(Dataset entries)
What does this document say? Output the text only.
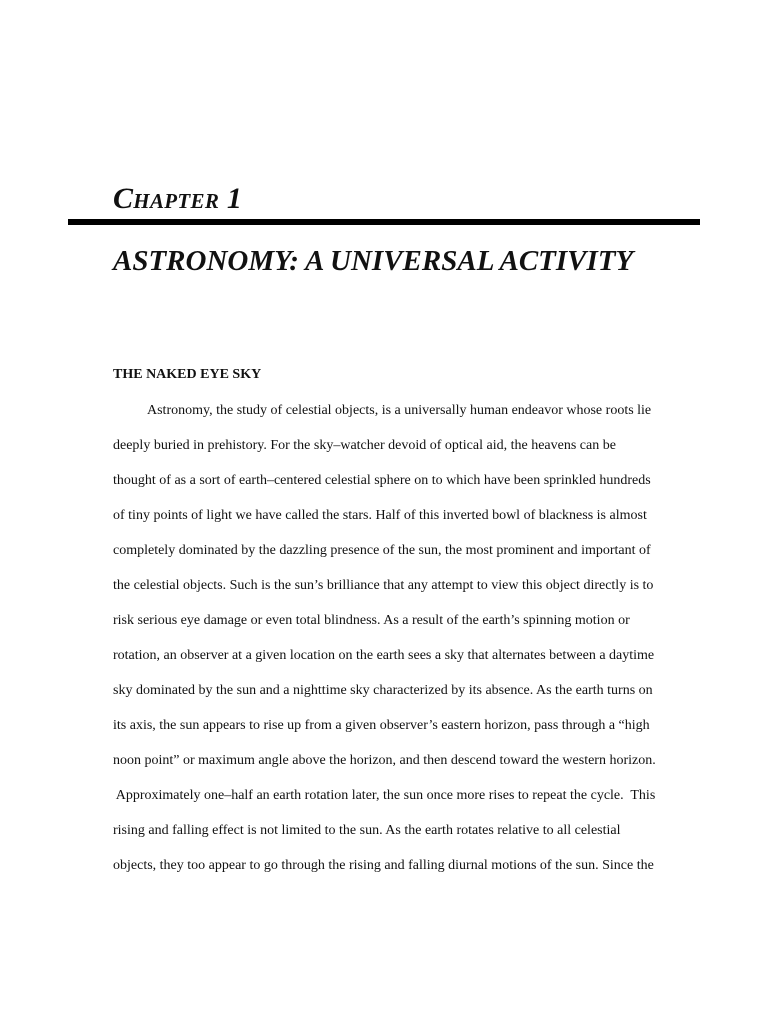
Chapter 1
ASTRONOMY: A UNIVERSAL ACTIVITY
THE NAKED EYE SKY
Astronomy, the study of celestial objects, is a universally human endeavor whose roots lie
deeply buried in prehistory. For the sky–watcher devoid of optical aid, the heavens can be
thought of as a sort of earth–centered celestial sphere on to which have been sprinkled hundreds
of tiny points of light we have called the stars. Half of this inverted bowl of blackness is almost
completely dominated by the dazzling presence of the sun, the most prominent and important of
the celestial objects. Such is the sun’s brilliance that any attempt to view this object directly is to
risk serious eye damage or even total blindness. As a result of the earth’s spinning motion or
rotation, an observer at a given location on the earth sees a sky that alternates between a daytime
sky dominated by the sun and a nighttime sky characterized by its absence. As the earth turns on
its axis, the sun appears to rise up from a given observer’s eastern horizon, pass through a “high
noon point” or maximum angle above the horizon, and then descend toward the western horizon.
Approximately one–half an earth rotation later, the sun once more rises to repeat the cycle.  This
rising and falling effect is not limited to the sun. As the earth rotates relative to all celestial
objects, they too appear to go through the rising and falling diurnal motions of the sun. Since the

* [SET PROBLEM] Repeat each entry above word for word, leaving every picture out.

* [EXERCISE RESULT]
What does this document say? Output the text only.
Chapter 1
ASTRONOMY: A UNIVERSAL ACTIVITY
THE NAKED EYE SKY
Astronomy, the study of celestial objects, is a universally human endeavor whose roots lie
deeply buried in prehistory. For the sky–watcher devoid of optical aid, the heavens can be
thought of as a sort of earth–centered celestial sphere on to which have been sprinkled hundreds
of tiny points of light we have called the stars. Half of this inverted bowl of blackness is almost
completely dominated by the dazzling presence of the sun, the most prominent and important of
the celestial objects. Such is the sun’s brilliance that any attempt to view this object directly is to
risk serious eye damage or even total blindness. As a result of the earth’s spinning motion or
rotation, an observer at a given location on the earth sees a sky that alternates between a daytime
sky dominated by the sun and a nighttime sky characterized by its absence. As the earth turns on
its axis, the sun appears to rise up from a given observer’s eastern horizon, pass through a “high
noon point” or maximum angle above the horizon, and then descend toward the western horizon.
Approximately one–half an earth rotation later, the sun once more rises to repeat the cycle.  This
rising and falling effect is not limited to the sun. As the earth rotates relative to all celestial
objects, they too appear to go through the rising and falling diurnal motions of the sun. Since the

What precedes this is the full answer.